• GOALS:
A. According to the mailing list post, which library claims performance as good as MKL with Sandy Bridge processors?
B. Reproduce the mailing list post between "[Numpy-discussion] Scipy dot" and "processors.", inclusive, replacing "processors" with "CPUs".
C. Supply the next part of the mailing list post about NumPy dot performance, picking up after its final line.

• TEXT SHOWN:

[Numpy-discussion] Scipy dot
George Nurser
gnurser at gmail.com
Sat Nov 10 07:39:03 EST 2012
Note also that OpenBlas claims performance as good as MKL with Sandy Bridge
processors.
https://github.com/xianyi/OpenBLAS/wiki/faq#wiki-sandybridge_perf
George Nurser.
On 10 November 2012 00:38, Dag Sverre Seljebotn
<d.s.seljebotn at astro.uio.no>wrote:
> On 11/09/2012 11:57 PM, Matthieu Brucher wrote:
> > Hi,
> >
> > A.A slower than A.A' is not a surprise for me. The latter is far more
> > cache friendly that the former. Everything follows cache lines, so it is
> > faster than something that will use one element from each cache line. In
> > fact it is exactly what "proves" that the new version is correct.
> > Good job (if all the tests were made and still pass ;) )
>
> Cache lines shouldn't matter much with a decent BLAS?
>
> http://dl.acm.org/citation.cfm?id=1356053
>
> (Googling for "Anatomy of High-Performance Matrix Multiplication" will
> give you a preprint outside of paywall, but Google appears to not want
> to give me the URL of a too long search result so I can't paste it).
>
> Dag Sverre
>
> >
> > Cheers,
> >
> > Matthieu
> >
> >
> > 2012/11/9 Nicolas SCHEFFER <scheffer.nicolas at gmail.com
> > <mailto:scheffer.nicolas at gmail.com>>
> >
> > Ok: comparing apples to apples. I'm clueless on my observations and
> > would need input from you guys.
> >
> > Using ATLAS 3.10, numpy with and without my changes, I'm getting
> these
> > timings and comparisons.
> >
> > #
> > #I. Generate matrices using regular dot:
> > #
> > big = np.array(np.random.randn(2000, 2000), 'f');
> > np.savez('out', big=big, none=big.dot(big), both=big.T.dot(big.T),
> > left=big.T.dot(big), right=big.dot(big.T))"
> >
> > #
> > #II. Timings with regular dot
> > #
> > In [3]: %timeit np.dot(big, big)
> > 10 loops, best of 3: 138 ms per loop
> >
> > In [4]: %timeit np.dot(big, big.T)

Data extracted from a collection
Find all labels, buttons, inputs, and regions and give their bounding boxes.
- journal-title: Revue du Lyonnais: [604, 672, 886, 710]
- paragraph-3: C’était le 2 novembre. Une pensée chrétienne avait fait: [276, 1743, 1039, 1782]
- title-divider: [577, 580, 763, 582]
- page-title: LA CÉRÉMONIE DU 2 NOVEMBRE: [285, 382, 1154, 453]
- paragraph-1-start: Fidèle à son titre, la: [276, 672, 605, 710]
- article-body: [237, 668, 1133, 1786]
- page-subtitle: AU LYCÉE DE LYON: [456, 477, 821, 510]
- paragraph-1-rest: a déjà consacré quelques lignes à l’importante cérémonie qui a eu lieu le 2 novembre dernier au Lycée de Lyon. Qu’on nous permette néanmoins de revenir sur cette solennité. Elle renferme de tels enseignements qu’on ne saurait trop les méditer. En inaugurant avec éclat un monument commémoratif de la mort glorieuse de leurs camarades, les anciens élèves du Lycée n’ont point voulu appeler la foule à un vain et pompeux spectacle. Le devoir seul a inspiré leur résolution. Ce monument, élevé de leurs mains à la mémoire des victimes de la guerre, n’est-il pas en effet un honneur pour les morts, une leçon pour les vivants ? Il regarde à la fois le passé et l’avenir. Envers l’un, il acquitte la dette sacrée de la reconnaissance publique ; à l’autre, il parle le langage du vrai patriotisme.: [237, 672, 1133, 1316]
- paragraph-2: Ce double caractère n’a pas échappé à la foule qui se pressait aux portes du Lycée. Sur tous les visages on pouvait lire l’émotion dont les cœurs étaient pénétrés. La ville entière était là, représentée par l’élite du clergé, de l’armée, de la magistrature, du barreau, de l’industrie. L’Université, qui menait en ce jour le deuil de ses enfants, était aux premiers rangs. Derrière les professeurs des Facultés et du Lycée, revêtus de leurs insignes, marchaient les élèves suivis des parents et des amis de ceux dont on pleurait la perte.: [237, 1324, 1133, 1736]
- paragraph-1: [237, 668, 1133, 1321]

• OUTPUTS:
A. OpenBlas

B.
[Numpy-discussion] Scipy dot
George Nurser
gnurser at gmail.com
Sat Nov 10 07:39:03 EST 2012
Note also that OpenBlas claims performance as good as MKL with Sandy Bridge
CPUs.

C.
> > 10 loops, best of 3: 166 ms per loop
> >
> > In [5]: %timeit np.dot(big.T, big.T)
> > 10 loops, best of 3: 193 ms per loop
> >
> > In [6]: %timeit np.dot(big.T, big)
> > 10 loops, best of 3: 165 ms per loop
> >
> > #
> > #III. I load these arrays and time again with the "fast" dot
> > #
> > In [21]: %timeit np.dot(big, big)
> > 10 loops, best of 3: 138 ms per loop
> >
> > In [22]: %timeit np.dot(big.T, big)
> > 10 loops, best of 3: 104 ms per loop
> >
> > In [23]: %timeit np.dot(big.T, big.T)
> > 10 loops, best of 3: 138 ms per loop
> >
> > In [24]: %timeit np.dot(big, big.T)
> > 10 loops, best of 3: 102 ms per loop
> >
> > 1. A'.A': great!
> > 2. A.A' becomes faster than A.A !?!
> >
> > #
> > #IV. MSE on differences
> > #
> > In [25]: np.sqrt(((arr['none'] - none)**2).sum())
> > Out[25]: 0.0
> >
> > In [26]: np.sqrt(((arr['both'] - both)**2).sum())
> > Out[26]: 0.0
> >
> > In [27]: np.sqrt(((arr['left'] - left)**2).sum())
> > Out[27]: 0.015900515
> >
> > In [28]: np.sqrt(((arr['right'] - right)**2).sum())
> > Out[28]: 0.015331409
> >
> > #
> > # CCl
> > #
> > While the MSE are small, I'm wondering whether:
> > - It's a bug: it should be exactly the same
> > - It's a feature: BLAS is taking shortcuts when you have A.A'. The
> > difference is not significant. Quick: PR that asap!
> >
> > I don't have enough expertise to answer that...
> >
> > Thanks much!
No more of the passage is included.